Task description: In the listing that follows, count every line with the word "даже" in it and write only the total.

Entries provided:
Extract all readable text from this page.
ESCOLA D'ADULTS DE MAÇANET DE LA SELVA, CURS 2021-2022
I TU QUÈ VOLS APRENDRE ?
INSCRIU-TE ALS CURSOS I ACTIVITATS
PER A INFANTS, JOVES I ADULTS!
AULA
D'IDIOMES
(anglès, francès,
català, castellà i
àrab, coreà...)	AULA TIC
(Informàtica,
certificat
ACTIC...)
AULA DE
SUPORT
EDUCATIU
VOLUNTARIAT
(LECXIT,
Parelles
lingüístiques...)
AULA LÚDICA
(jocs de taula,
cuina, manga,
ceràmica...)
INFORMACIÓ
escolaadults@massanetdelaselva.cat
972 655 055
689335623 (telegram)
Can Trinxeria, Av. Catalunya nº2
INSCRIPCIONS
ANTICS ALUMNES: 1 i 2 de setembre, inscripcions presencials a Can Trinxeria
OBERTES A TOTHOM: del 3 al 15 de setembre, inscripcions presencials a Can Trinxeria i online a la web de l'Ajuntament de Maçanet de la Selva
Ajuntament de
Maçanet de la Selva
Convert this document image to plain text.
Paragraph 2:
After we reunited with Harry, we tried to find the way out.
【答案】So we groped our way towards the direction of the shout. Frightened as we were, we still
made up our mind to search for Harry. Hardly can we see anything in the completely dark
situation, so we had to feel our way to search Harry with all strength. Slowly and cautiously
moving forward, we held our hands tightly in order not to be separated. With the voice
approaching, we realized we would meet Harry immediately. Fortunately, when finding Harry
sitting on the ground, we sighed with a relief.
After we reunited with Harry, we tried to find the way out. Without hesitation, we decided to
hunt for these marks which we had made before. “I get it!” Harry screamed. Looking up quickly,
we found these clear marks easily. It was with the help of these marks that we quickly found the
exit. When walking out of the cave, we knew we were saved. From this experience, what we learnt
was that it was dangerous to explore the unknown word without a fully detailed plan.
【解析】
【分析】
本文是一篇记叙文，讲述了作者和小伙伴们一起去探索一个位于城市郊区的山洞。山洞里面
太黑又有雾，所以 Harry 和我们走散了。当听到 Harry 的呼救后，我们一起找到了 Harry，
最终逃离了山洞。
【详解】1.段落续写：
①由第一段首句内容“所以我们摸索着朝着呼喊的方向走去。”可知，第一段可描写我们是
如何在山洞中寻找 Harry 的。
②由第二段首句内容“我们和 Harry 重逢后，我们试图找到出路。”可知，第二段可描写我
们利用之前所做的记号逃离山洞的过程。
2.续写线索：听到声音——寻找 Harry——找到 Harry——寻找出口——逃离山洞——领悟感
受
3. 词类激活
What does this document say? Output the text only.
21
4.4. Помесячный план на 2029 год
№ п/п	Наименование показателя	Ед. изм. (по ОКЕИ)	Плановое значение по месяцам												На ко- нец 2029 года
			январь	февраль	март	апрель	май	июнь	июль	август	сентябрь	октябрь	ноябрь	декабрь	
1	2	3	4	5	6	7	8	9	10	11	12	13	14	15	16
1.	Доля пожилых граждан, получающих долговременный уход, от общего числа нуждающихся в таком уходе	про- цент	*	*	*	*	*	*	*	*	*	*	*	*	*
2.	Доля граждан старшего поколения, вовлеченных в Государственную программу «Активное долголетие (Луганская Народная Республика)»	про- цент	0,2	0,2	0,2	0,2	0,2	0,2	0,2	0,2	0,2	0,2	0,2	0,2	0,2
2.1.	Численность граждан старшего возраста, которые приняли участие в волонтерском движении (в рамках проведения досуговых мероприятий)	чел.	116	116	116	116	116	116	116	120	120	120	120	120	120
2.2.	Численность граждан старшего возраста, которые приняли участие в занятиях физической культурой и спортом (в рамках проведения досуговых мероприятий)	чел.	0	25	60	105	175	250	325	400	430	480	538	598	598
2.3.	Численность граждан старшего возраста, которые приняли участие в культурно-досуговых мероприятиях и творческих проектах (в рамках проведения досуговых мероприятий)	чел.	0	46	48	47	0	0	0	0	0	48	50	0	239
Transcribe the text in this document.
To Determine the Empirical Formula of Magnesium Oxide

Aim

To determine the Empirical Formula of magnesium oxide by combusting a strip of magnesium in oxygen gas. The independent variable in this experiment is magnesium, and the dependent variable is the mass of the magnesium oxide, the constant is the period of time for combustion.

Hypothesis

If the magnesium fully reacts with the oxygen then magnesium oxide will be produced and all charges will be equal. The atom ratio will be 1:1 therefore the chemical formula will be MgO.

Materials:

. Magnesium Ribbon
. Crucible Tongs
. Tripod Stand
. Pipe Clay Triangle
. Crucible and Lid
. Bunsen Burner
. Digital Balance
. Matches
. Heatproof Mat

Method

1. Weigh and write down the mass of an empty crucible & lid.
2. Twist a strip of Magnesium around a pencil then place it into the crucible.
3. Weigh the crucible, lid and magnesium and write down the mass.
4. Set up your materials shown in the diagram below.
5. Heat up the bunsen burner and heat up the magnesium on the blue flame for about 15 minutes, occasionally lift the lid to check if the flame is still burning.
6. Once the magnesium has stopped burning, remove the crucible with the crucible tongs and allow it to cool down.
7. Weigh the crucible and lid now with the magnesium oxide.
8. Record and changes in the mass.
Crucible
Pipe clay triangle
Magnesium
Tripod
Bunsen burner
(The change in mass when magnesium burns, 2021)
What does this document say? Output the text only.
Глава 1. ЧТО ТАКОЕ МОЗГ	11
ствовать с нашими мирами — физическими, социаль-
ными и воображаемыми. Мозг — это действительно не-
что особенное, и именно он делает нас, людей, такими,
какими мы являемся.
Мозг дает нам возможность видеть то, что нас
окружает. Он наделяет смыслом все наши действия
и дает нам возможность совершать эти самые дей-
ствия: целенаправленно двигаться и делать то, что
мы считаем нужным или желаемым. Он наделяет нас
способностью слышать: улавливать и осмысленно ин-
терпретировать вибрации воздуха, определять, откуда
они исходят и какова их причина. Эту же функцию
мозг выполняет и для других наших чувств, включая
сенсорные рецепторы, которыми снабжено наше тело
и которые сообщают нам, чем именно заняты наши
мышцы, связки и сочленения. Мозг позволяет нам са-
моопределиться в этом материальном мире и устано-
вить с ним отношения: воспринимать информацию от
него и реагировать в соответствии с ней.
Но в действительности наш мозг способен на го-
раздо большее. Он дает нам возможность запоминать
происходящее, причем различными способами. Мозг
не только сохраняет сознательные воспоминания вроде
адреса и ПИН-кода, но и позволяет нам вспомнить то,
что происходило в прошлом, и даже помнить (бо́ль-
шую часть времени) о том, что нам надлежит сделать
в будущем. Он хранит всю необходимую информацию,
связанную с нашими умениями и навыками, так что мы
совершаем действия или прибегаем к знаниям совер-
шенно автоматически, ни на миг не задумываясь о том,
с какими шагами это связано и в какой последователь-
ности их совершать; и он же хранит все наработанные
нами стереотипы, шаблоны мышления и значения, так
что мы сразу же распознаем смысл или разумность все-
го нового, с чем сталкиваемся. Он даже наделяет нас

Expected output: 2